- **What is required**:
Return the lines where the word "scratched" occurs.

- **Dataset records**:
----------

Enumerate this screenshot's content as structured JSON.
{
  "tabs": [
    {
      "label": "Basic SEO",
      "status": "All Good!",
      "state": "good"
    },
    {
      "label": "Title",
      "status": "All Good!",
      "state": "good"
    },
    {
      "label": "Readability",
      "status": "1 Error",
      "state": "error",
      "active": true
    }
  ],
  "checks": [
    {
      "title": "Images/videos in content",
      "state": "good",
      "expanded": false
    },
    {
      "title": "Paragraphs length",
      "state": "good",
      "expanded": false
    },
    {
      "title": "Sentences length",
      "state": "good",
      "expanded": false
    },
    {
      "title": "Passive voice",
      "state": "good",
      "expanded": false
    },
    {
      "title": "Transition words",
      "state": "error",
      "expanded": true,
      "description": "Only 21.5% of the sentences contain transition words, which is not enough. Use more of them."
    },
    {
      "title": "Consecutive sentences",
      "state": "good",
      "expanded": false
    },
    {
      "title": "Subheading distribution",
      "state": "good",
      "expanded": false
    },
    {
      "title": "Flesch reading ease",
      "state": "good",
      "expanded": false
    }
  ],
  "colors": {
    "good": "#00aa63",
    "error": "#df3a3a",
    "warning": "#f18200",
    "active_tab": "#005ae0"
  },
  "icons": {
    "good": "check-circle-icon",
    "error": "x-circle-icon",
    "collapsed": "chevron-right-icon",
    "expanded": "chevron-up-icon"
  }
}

----------

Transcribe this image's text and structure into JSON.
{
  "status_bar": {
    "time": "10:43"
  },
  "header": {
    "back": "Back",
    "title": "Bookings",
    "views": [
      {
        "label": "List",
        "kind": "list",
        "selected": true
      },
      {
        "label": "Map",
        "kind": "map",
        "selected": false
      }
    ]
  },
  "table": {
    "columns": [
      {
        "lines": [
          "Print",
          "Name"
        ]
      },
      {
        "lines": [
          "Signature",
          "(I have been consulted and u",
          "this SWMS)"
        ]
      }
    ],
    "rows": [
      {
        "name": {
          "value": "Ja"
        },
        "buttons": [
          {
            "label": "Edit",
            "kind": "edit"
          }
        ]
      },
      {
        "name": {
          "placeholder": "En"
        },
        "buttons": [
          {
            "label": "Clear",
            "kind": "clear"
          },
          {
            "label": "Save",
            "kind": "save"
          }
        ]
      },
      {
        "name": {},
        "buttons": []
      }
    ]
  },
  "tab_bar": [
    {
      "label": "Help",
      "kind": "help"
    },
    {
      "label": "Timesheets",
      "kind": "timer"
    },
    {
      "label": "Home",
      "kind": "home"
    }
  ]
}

----------

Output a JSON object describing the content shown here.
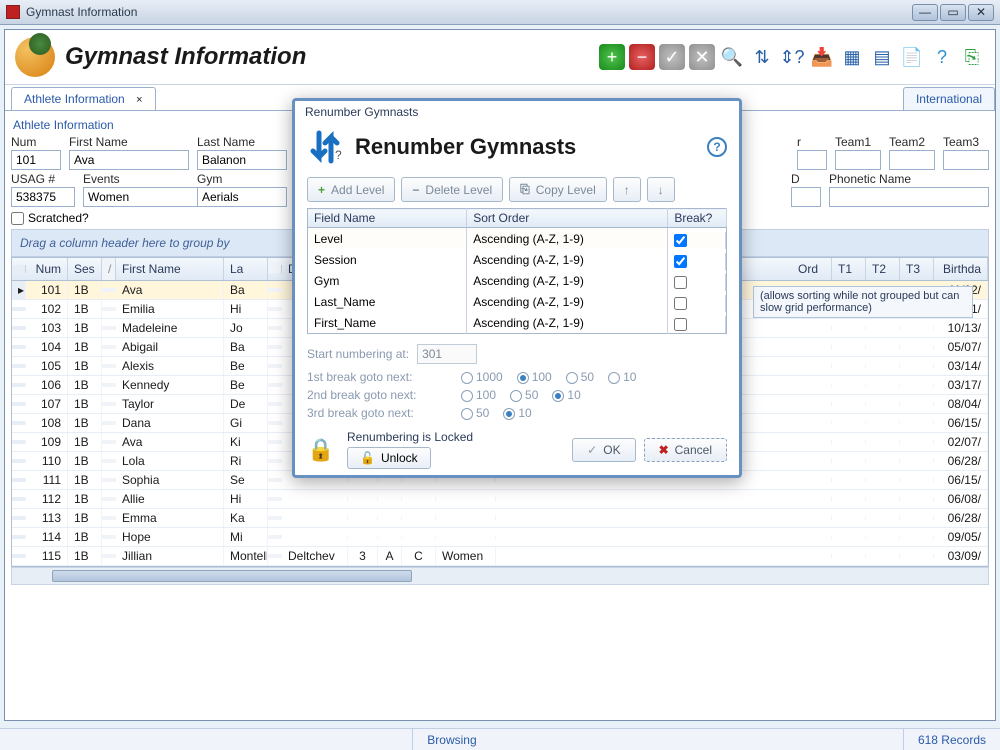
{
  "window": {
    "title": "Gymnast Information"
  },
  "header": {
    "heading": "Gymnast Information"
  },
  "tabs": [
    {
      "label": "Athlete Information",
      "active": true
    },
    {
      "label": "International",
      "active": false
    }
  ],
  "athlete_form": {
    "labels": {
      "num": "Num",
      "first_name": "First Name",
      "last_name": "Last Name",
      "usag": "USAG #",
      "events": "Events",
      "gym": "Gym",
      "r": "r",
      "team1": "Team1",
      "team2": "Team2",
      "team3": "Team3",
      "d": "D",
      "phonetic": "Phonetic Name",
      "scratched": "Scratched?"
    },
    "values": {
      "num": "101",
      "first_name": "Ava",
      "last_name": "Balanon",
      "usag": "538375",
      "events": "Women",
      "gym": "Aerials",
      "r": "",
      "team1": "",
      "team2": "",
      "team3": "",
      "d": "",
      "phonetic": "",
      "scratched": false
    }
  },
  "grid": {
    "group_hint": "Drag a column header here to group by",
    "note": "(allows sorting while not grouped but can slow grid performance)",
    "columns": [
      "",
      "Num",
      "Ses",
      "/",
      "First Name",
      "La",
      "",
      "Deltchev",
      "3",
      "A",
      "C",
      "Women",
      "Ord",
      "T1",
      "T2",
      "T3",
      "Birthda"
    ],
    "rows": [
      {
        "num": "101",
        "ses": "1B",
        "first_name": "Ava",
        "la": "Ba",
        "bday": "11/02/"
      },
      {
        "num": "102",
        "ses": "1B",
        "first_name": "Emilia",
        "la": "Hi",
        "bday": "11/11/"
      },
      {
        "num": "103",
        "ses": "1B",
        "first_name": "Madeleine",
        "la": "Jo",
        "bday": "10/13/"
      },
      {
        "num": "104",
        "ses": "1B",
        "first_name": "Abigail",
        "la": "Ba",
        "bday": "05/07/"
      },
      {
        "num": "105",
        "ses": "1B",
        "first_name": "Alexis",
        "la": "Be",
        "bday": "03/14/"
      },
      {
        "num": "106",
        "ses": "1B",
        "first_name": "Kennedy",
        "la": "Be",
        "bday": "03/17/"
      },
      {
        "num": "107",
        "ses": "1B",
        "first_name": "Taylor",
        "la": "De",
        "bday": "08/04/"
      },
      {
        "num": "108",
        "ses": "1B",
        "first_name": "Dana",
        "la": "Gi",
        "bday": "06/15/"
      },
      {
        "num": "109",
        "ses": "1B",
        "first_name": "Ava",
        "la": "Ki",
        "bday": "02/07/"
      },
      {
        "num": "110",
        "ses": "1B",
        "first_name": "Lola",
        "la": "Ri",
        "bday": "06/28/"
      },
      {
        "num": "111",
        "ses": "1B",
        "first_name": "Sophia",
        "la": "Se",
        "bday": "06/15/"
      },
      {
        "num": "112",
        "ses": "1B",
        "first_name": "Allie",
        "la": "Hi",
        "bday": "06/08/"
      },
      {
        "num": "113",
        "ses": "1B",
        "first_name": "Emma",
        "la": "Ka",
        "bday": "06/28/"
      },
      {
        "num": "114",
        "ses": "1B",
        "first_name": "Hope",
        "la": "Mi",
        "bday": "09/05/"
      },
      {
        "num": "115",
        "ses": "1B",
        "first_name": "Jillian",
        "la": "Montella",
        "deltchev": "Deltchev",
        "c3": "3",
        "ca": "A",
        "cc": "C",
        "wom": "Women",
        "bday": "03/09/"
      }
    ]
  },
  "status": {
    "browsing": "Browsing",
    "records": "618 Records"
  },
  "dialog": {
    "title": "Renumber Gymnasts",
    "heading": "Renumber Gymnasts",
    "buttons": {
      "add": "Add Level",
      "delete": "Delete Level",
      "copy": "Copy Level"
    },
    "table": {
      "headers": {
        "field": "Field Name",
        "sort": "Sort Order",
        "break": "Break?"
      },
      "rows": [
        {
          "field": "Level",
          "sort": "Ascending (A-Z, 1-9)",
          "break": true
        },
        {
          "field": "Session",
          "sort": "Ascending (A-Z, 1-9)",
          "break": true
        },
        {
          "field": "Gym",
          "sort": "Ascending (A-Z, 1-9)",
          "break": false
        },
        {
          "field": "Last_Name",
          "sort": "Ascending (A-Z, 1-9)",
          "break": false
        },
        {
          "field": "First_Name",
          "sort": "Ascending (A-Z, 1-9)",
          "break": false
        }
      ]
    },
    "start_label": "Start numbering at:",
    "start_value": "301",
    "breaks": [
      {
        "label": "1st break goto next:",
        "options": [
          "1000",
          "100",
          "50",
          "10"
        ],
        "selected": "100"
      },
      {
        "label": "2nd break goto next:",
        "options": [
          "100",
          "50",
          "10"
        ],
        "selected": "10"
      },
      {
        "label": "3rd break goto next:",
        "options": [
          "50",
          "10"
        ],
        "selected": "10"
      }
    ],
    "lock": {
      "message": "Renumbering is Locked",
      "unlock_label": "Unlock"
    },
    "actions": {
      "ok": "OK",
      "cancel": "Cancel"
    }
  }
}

----------

- **Solution below**:
      "scratched": "Scratched?"
      "scratched": false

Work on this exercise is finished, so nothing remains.